>> Start
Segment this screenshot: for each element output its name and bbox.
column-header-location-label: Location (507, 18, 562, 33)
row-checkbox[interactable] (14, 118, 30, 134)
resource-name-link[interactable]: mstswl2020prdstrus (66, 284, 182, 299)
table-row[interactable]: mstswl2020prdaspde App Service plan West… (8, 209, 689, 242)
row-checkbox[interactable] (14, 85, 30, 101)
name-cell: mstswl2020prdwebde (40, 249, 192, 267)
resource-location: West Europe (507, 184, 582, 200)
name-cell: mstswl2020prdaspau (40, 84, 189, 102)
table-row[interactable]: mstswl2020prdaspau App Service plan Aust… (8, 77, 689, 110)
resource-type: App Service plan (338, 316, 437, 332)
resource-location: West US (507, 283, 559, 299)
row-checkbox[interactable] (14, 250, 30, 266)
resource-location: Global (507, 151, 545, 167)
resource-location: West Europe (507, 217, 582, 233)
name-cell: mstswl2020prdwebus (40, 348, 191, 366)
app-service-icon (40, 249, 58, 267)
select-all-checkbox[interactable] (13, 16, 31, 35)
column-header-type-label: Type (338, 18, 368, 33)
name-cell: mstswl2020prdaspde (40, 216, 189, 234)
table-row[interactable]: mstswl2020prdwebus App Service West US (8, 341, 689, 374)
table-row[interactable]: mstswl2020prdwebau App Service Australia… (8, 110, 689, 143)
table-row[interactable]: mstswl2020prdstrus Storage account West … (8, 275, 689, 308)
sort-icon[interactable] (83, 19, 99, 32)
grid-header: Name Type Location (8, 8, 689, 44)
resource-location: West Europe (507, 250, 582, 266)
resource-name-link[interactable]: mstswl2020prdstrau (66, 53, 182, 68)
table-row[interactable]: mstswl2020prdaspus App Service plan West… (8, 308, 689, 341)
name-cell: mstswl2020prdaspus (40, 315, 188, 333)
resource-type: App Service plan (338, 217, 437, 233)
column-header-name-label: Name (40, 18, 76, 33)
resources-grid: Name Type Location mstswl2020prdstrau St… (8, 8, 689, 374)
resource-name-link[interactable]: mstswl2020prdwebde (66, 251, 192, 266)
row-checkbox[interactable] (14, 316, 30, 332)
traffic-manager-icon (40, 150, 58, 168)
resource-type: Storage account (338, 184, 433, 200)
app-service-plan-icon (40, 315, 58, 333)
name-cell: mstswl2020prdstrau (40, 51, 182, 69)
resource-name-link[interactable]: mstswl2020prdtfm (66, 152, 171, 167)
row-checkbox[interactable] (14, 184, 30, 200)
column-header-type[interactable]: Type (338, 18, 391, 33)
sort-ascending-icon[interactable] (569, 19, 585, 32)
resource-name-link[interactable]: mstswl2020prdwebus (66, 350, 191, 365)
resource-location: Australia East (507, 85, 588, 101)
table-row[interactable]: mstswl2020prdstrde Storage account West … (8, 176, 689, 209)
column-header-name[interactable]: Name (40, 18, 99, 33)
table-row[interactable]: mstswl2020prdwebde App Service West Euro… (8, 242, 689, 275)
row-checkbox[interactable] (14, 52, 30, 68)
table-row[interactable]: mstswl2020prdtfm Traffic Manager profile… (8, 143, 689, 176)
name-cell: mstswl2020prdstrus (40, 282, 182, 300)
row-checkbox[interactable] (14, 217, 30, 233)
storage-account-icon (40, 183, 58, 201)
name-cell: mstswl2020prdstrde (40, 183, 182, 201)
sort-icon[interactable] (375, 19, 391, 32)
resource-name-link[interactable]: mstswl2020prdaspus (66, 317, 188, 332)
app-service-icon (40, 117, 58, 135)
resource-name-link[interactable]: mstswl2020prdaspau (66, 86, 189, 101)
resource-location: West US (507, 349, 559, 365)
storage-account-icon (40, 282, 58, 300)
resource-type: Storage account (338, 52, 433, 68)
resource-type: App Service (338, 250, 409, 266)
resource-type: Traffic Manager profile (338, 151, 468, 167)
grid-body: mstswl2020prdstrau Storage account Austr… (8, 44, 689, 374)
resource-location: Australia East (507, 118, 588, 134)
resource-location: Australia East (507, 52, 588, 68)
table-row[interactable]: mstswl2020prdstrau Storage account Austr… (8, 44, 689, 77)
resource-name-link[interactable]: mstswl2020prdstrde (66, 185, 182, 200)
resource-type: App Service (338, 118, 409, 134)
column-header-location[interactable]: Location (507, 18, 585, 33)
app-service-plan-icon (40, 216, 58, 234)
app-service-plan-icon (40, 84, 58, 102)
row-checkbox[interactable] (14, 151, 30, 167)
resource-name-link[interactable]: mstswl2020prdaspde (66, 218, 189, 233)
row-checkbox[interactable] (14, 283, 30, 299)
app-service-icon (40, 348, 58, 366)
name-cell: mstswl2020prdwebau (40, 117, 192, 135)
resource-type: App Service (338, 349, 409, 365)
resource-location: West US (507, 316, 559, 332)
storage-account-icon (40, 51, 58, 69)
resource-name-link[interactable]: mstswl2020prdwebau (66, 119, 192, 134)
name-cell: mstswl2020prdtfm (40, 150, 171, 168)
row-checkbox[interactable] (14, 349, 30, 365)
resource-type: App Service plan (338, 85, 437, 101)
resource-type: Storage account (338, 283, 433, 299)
>> End
▶ Set task: Please retype all of the records above without changing anything.

▶ Answer in full:
Segment this screenshot: for each element output its name and bbox.
column-header-location-label: Location (507, 18, 562, 33)
row-checkbox[interactable] (14, 118, 30, 134)
resource-name-link[interactable]: mstswl2020prdstrus (66, 284, 182, 299)
table-row[interactable]: mstswl2020prdaspde App Service plan West… (8, 209, 689, 242)
row-checkbox[interactable] (14, 85, 30, 101)
name-cell: mstswl2020prdwebde (40, 249, 192, 267)
resource-location: West Europe (507, 184, 582, 200)
name-cell: mstswl2020prdaspau (40, 84, 189, 102)
table-row[interactable]: mstswl2020prdaspau App Service plan Aust… (8, 77, 689, 110)
resource-type: App Service plan (338, 316, 437, 332)
resource-location: West US (507, 283, 559, 299)
row-checkbox[interactable] (14, 250, 30, 266)
resource-location: Global (507, 151, 545, 167)
resource-location: West Europe (507, 217, 582, 233)
name-cell: mstswl2020prdwebus (40, 348, 191, 366)
app-service-icon (40, 249, 58, 267)
select-all-checkbox[interactable] (13, 16, 31, 35)
column-header-type-label: Type (338, 18, 368, 33)
name-cell: mstswl2020prdaspde (40, 216, 189, 234)
table-row[interactable]: mstswl2020prdwebus App Service West US (8, 341, 689, 374)
table-row[interactable]: mstswl2020prdwebau App Service Australia… (8, 110, 689, 143)
table-row[interactable]: mstswl2020prdstrus Storage account West … (8, 275, 689, 308)
sort-icon[interactable] (83, 19, 99, 32)
grid-header: Name Type Location (8, 8, 689, 44)
resource-location: West Europe (507, 250, 582, 266)
resource-name-link[interactable]: mstswl2020prdstrau (66, 53, 182, 68)
table-row[interactable]: mstswl2020prdaspus App Service plan West… (8, 308, 689, 341)
name-cell: mstswl2020prdaspus (40, 315, 188, 333)
resource-type: App Service plan (338, 217, 437, 233)
column-header-name-label: Name (40, 18, 76, 33)
resources-grid: Name Type Location mstswl2020prdstrau St… (8, 8, 689, 374)
resource-name-link[interactable]: mstswl2020prdwebde (66, 251, 192, 266)
row-checkbox[interactable] (14, 316, 30, 332)
traffic-manager-icon (40, 150, 58, 168)
resource-type: Storage account (338, 184, 433, 200)
app-service-plan-icon (40, 315, 58, 333)
name-cell: mstswl2020prdstrau (40, 51, 182, 69)
resource-name-link[interactable]: mstswl2020prdtfm (66, 152, 171, 167)
row-checkbox[interactable] (14, 184, 30, 200)
column-header-type[interactable]: Type (338, 18, 391, 33)
sort-ascending-icon[interactable] (569, 19, 585, 32)
resource-name-link[interactable]: mstswl2020prdwebus (66, 350, 191, 365)
resource-location: Australia East (507, 85, 588, 101)
table-row[interactable]: mstswl2020prdstrde Storage account West … (8, 176, 689, 209)
column-header-name[interactable]: Name (40, 18, 99, 33)
table-row[interactable]: mstswl2020prdwebde App Service West Euro… (8, 242, 689, 275)
row-checkbox[interactable] (14, 52, 30, 68)
table-row[interactable]: mstswl2020prdtfm Traffic Manager profile… (8, 143, 689, 176)
name-cell: mstswl2020prdstrus (40, 282, 182, 300)
row-checkbox[interactable] (14, 217, 30, 233)
storage-account-icon (40, 183, 58, 201)
name-cell: mstswl2020prdstrde (40, 183, 182, 201)
sort-icon[interactable] (375, 19, 391, 32)
resource-name-link[interactable]: mstswl2020prdaspus (66, 317, 188, 332)
app-service-icon (40, 117, 58, 135)
resource-name-link[interactable]: mstswl2020prdaspau (66, 86, 189, 101)
resource-location: West US (507, 349, 559, 365)
storage-account-icon (40, 282, 58, 300)
resource-type: Storage account (338, 52, 433, 68)
resource-type: App Service (338, 250, 409, 266)
resource-type: Traffic Manager profile (338, 151, 468, 167)
grid-body: mstswl2020prdstrau Storage account Austr… (8, 44, 689, 374)
resource-location: Australia East (507, 118, 588, 134)
resource-location: Australia East (507, 52, 588, 68)
table-row[interactable]: mstswl2020prdstrau Storage account Austr… (8, 44, 689, 77)
resource-name-link[interactable]: mstswl2020prdstrde (66, 185, 182, 200)
resource-type: App Service (338, 118, 409, 134)
column-header-location[interactable]: Location (507, 18, 585, 33)
app-service-plan-icon (40, 216, 58, 234)
app-service-plan-icon (40, 84, 58, 102)
row-checkbox[interactable] (14, 151, 30, 167)
resource-name-link[interactable]: mstswl2020prdaspde (66, 218, 189, 233)
row-checkbox[interactable] (14, 283, 30, 299)
app-service-icon (40, 348, 58, 366)
name-cell: mstswl2020prdwebau (40, 117, 192, 135)
resource-type: App Service (338, 349, 409, 365)
resource-location: West US (507, 316, 559, 332)
storage-account-icon (40, 51, 58, 69)
resource-name-link[interactable]: mstswl2020prdwebau (66, 119, 192, 134)
name-cell: mstswl2020prdtfm (40, 150, 171, 168)
row-checkbox[interactable] (14, 349, 30, 365)
resource-type: App Service plan (338, 85, 437, 101)
resource-type: Storage account (338, 283, 433, 299)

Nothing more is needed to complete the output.